Monday, February 05, 2007

Bloody Hell!

Ok, here I am at work. We are planning to shuffle the entire 9th floor of my building around. In other words 42 office moves. Forty-Two people will be changing offices. Forty-Two. Not just moving to another floor. That would be too easy. No, we are moving them around. Just. around. from office to office.

So, myself and two of my co-workers just spent two and a half hours figuring out how we can do this, based on the (initially incomplete, didn't get the whole one till we found problems with the first one) list of who goes where. The reason is, some people are going into offices that other people need to vacate first. Only 4 instances have people moving into actual empty offices. So, doing the math... that leaves 38 moves that are in some way dependant on each other. Five of these instances actually have more than three office moves needing to take place before the last person can move in. Anyone familiar with the term Charley Foxtrot?

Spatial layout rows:

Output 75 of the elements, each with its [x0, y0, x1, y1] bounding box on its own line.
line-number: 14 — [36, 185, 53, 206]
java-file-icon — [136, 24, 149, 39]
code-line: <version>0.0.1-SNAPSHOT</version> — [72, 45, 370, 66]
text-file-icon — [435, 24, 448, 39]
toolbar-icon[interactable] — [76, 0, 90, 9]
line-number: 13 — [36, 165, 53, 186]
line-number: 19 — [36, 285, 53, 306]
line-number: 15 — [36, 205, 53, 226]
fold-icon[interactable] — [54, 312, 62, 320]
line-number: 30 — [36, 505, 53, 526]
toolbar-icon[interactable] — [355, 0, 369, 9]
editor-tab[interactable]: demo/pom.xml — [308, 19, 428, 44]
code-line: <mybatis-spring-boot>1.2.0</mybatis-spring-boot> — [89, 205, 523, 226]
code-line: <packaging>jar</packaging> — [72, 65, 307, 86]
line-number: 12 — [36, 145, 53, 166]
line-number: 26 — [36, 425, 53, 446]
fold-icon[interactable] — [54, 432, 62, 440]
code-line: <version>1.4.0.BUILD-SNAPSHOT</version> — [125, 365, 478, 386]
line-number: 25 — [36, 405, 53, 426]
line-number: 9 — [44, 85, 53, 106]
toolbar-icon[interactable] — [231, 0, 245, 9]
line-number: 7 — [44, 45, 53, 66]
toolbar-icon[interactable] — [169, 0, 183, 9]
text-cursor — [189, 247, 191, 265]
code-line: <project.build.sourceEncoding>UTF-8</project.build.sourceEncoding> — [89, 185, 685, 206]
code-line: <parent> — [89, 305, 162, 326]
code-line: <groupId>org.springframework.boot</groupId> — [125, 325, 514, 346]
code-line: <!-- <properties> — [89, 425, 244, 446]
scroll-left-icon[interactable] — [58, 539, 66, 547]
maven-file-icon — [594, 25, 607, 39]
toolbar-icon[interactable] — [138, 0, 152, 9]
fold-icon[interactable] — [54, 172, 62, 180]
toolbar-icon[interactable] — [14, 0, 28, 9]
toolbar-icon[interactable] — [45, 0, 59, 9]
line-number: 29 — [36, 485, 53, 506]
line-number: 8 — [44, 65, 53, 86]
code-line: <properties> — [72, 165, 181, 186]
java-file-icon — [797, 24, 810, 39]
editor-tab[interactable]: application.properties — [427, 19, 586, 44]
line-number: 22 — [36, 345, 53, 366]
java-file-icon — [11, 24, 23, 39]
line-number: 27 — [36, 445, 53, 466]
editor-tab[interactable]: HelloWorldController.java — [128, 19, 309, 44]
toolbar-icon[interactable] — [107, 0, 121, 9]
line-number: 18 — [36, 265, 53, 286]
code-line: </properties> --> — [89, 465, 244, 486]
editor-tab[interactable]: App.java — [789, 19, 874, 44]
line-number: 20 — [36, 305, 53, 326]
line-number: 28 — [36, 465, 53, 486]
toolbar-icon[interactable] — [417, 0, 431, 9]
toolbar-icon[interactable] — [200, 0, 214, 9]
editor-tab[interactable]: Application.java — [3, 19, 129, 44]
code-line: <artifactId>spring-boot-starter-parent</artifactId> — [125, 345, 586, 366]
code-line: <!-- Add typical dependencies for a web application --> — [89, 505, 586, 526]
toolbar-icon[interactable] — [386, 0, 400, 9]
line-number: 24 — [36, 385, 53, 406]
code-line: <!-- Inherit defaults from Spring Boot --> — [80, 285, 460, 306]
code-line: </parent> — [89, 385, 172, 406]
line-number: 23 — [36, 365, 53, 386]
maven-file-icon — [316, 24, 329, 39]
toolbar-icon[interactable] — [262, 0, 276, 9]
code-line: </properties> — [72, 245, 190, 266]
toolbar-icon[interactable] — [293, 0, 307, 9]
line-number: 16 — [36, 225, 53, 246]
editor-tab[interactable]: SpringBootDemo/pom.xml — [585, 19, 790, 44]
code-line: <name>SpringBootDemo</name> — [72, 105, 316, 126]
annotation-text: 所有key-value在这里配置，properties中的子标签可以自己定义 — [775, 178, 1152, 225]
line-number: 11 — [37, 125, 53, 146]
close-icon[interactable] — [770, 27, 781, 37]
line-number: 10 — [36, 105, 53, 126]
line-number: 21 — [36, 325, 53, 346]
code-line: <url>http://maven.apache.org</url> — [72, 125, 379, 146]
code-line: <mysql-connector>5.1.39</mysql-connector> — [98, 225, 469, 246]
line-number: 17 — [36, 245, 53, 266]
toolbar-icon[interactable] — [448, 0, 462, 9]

## GIVEN TASK A
Answer these questions about the blog post on the 9th-floor office moves:
(i) How many people will be changing offices?
(ii) How long did the writer and two co-workers spend working out how to do the moves?
(iii) How many instances have people moving into actual empty offices?
## GIVEN TASK B
Please rewrite the paragraph of the blog post on the office moves that begins "So, myself and two of my co-workers" as a bulleted list, keeping its main facts.
## GIVEN TASK C
Carry on the blog post about the 9th-floor office moves from its final line.

## WRITTEN RESPONSE A
(i) Forty-two people.
(ii) Two and a half hours.
(iii) Four.

## WRITTEN RESPONSE B
- The writer and two co-workers spent two and a half hours figuring out how to carry out the moves.
- They worked from a list of who goes where. The first list was incomplete, and they got the whole one only after finding problems with the first.
- Some people are going into offices that other people must vacate first.
- Only 4 instances have people moving into actual empty offices, which leaves 38 moves that depend on each other in some way.
- In five instances, more than three office moves must take place before the last person can move in.
- The writer asks whether anyone is familiar with the term Charley Foxtrot.

## WRITTEN RESPONSE C
As far as I can tell most of these moves are not based on helping operations be more efficient or to save space. I asked, multiple times, about the need to move all of these people a lot of whom have moved offices in the last 10 MONTHS. An answer could not be given. Eventually it came down to TPTB (The Powers That Be) want to do this.

In all of my years of working for that most illogical organization, then for the organization that made a twisted sort of sense, doing so many things that I didn’t understand, I don't think I have ever said the words I said to my boss right before we got out of the planning session...

"This is stupid."


eokxkqa said...

walk up to'em and say, "here's yer sign"

Frogspond said...

Ya know what? I should!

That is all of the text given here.